(EXERCISE GOAL):
Print all the data, keeping every line exactly as it is.

(A block of data):
↓↓↓
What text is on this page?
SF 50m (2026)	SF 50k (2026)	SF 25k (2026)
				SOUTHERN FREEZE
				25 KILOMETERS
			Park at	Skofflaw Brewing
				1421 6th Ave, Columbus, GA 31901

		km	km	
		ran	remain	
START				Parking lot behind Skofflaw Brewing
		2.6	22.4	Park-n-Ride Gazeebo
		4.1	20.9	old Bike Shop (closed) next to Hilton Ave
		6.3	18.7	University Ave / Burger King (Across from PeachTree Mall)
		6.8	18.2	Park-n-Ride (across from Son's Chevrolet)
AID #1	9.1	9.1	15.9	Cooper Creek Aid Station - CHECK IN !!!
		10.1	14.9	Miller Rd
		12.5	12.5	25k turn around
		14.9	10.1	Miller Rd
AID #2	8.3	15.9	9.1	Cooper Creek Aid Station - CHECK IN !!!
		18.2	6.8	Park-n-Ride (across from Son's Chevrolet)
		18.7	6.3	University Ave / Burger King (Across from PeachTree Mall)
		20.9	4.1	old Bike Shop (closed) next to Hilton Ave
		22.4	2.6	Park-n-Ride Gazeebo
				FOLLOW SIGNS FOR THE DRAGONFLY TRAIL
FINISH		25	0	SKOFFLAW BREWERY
↑↑↑
(SOLUTION FOR THIS TASK):
What text is on this page?
SF 50m (2026)	SF 50k (2026)	SF 25k (2026)
				SOUTHERN FREEZE
				25 KILOMETERS
			Park at	Skofflaw Brewing
				1421 6th Ave, Columbus, GA 31901

		km	km	
		ran	remain	
START				Parking lot behind Skofflaw Brewing
		2.6	22.4	Park-n-Ride Gazeebo
		4.1	20.9	old Bike Shop (closed) next to Hilton Ave
		6.3	18.7	University Ave / Burger King (Across from PeachTree Mall)
		6.8	18.2	Park-n-Ride (across from Son's Chevrolet)
AID #1	9.1	9.1	15.9	Cooper Creek Aid Station - CHECK IN !!!
		10.1	14.9	Miller Rd
		12.5	12.5	25k turn around
		14.9	10.1	Miller Rd
AID #2	8.3	15.9	9.1	Cooper Creek Aid Station - CHECK IN !!!
		18.2	6.8	Park-n-Ride (across from Son's Chevrolet)
		18.7	6.3	University Ave / Burger King (Across from PeachTree Mall)
		20.9	4.1	old Bike Shop (closed) next to Hilton Ave
		22.4	2.6	Park-n-Ride Gazeebo
				FOLLOW SIGNS FOR THE DRAGONFLY TRAIL
FINISH		25	0	SKOFFLAW BREWERY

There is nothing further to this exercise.